Dataset listings of figures
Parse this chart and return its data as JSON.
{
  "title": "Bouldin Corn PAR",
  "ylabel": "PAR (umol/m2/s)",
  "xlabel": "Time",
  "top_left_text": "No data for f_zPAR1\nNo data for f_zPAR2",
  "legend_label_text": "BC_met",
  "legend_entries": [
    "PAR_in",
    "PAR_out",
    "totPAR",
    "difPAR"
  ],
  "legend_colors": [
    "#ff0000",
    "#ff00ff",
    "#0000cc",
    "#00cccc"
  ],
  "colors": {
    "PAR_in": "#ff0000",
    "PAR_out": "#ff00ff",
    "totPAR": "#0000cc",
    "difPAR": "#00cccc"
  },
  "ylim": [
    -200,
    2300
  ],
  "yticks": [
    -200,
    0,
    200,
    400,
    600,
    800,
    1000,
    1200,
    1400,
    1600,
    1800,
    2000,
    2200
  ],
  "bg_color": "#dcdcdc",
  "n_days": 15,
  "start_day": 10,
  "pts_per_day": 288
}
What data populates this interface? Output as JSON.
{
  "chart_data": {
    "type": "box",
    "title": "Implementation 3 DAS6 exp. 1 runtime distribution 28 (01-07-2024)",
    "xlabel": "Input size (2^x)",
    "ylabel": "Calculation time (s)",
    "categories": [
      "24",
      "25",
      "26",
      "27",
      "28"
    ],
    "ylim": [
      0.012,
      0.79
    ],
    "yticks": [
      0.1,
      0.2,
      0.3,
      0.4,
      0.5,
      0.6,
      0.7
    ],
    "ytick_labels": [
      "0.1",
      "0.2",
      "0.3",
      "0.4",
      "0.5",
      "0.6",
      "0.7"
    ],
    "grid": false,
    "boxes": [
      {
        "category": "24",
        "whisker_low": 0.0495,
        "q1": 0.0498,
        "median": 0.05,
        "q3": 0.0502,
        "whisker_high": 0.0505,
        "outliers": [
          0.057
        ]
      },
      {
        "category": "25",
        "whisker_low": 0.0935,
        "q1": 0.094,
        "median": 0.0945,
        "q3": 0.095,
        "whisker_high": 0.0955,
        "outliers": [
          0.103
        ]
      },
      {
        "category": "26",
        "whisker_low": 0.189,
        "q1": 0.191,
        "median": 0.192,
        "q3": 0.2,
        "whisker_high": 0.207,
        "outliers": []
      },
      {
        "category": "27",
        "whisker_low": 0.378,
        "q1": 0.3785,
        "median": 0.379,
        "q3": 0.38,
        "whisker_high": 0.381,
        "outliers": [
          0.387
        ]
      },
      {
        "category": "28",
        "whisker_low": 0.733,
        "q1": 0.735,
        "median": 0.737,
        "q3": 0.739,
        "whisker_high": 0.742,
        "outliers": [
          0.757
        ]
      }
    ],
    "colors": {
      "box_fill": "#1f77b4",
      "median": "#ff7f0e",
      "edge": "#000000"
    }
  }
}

**WORK TO BE COMPLETED:** Look through the material above and pick out each line holding the word "ylabel".

**EXERCISE SOLUTION:**
  "ylabel": "PAR (umol/m2/s)",
    "ylabel": "Calculation time (s)",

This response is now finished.